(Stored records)
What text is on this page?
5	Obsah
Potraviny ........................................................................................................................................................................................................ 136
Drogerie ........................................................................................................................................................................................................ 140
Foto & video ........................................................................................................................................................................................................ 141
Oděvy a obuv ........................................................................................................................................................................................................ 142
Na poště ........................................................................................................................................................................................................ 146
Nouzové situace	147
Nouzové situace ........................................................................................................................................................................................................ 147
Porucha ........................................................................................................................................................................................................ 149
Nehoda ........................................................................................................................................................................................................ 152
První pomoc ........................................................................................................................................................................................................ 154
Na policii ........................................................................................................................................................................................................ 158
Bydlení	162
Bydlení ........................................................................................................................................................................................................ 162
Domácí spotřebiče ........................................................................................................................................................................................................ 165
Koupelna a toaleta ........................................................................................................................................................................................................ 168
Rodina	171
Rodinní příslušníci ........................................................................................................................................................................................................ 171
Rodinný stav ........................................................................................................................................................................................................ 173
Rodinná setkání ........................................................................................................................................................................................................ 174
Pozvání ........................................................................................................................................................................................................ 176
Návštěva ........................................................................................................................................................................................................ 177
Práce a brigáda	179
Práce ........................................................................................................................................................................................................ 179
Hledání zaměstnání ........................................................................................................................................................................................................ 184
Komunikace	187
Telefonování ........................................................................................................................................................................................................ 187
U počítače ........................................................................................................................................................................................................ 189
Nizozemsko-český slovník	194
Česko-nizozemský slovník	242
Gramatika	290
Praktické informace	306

What to work on: How many of the lines above include the word "Nouzové"? Respond with the number alone.

The completed task: 2